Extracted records
════

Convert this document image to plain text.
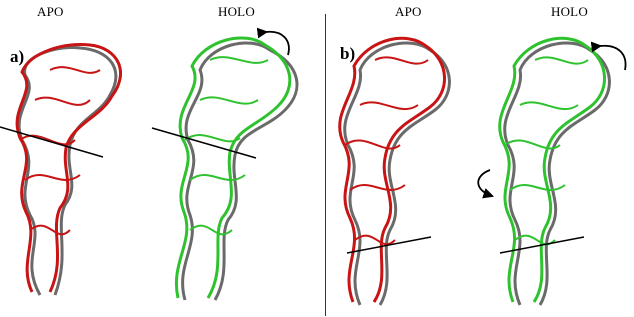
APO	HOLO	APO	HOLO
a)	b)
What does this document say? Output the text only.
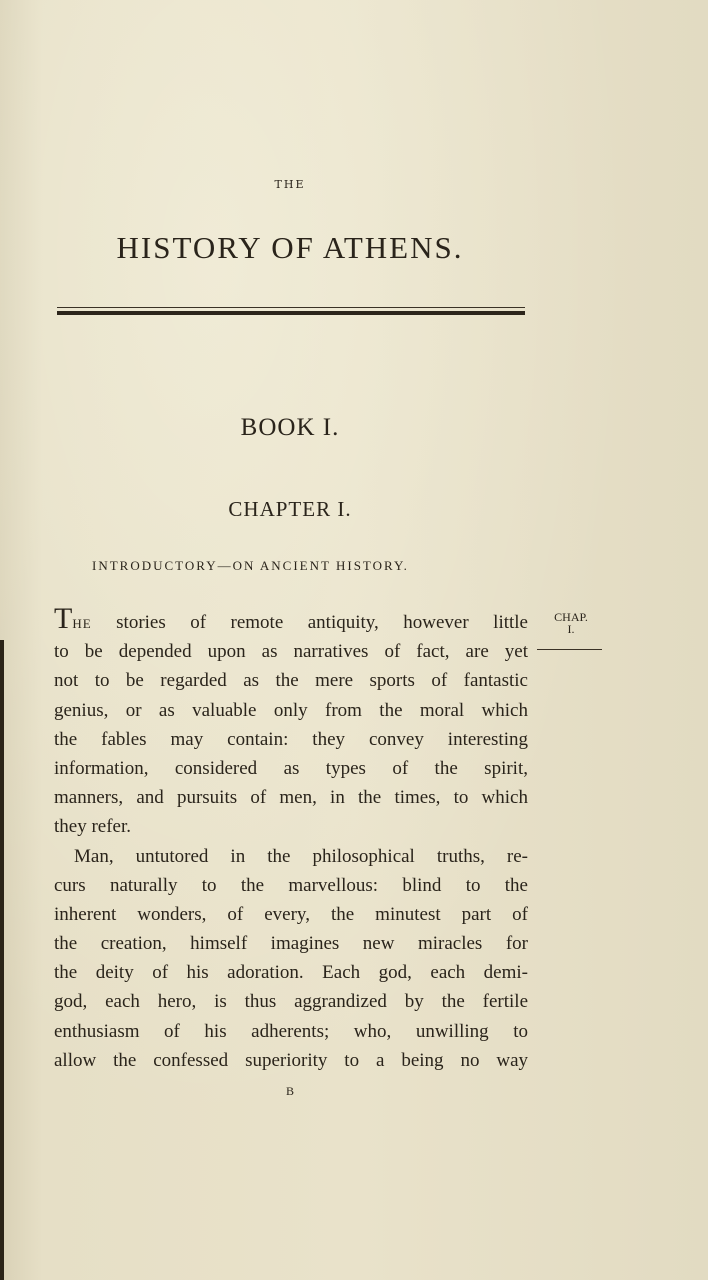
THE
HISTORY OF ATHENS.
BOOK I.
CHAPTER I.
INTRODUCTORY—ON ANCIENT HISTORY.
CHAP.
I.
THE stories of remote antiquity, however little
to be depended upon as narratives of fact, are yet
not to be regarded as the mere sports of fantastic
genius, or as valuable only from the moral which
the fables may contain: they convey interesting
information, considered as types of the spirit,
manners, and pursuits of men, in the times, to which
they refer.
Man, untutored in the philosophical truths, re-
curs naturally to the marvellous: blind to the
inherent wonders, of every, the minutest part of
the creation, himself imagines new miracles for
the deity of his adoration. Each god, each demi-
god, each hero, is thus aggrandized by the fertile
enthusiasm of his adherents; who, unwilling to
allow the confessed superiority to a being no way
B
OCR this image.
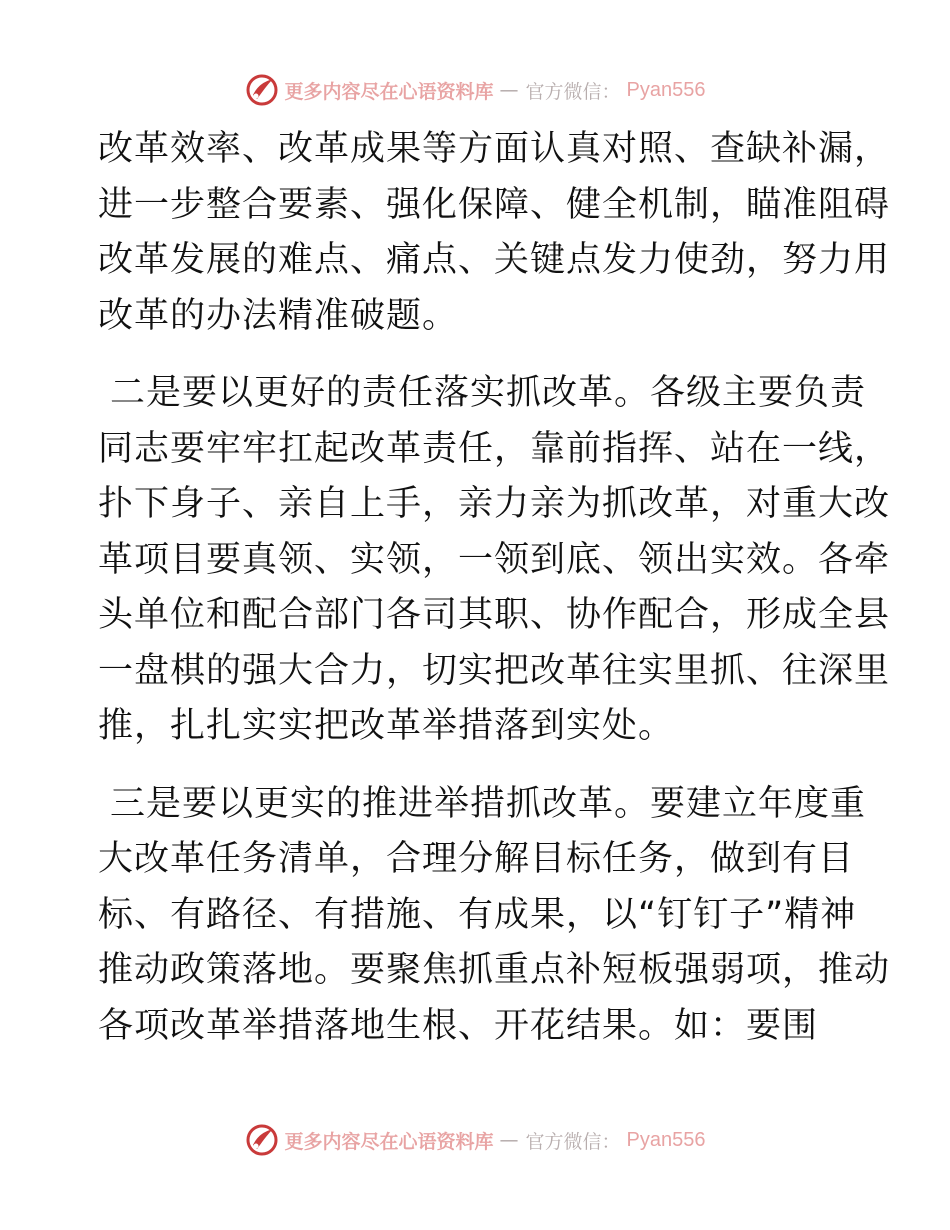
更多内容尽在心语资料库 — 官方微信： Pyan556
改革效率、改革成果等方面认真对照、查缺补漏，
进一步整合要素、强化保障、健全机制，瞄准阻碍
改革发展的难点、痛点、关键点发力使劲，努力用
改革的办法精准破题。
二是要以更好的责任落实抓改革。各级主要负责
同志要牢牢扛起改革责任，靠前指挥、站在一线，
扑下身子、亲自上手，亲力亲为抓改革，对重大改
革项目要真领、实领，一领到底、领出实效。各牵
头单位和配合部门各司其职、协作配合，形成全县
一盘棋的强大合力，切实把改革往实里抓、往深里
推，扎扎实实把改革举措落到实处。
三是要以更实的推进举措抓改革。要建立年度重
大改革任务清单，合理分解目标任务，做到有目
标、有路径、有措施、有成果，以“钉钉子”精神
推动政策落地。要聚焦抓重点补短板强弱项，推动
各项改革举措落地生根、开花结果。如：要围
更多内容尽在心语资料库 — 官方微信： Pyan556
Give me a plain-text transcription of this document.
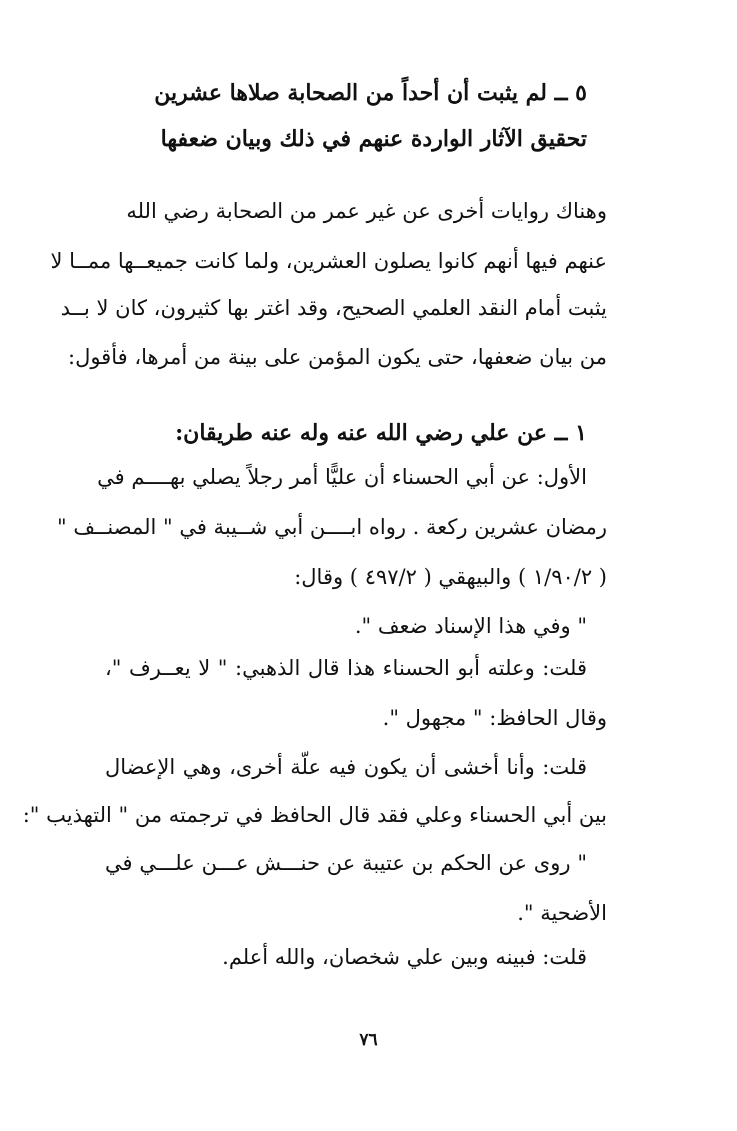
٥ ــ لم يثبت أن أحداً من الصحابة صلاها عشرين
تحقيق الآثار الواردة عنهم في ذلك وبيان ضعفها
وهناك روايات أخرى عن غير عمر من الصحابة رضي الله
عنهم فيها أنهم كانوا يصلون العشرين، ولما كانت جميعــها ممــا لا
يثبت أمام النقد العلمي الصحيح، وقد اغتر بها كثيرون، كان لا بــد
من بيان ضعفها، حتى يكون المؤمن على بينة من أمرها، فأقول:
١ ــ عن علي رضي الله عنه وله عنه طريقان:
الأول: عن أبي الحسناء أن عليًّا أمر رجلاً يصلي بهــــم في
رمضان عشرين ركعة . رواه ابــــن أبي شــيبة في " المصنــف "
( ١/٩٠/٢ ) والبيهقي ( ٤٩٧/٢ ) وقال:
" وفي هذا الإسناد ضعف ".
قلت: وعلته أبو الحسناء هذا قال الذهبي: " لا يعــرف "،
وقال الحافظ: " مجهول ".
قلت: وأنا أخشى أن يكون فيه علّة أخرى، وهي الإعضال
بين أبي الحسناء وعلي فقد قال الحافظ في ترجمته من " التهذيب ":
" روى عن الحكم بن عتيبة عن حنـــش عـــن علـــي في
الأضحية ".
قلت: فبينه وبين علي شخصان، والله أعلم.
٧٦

════

* Aim of the exercise: In the records above, find each line holding "they" and copy it.

* Solved problem:
the fables may contain: they convey interesting
they refer.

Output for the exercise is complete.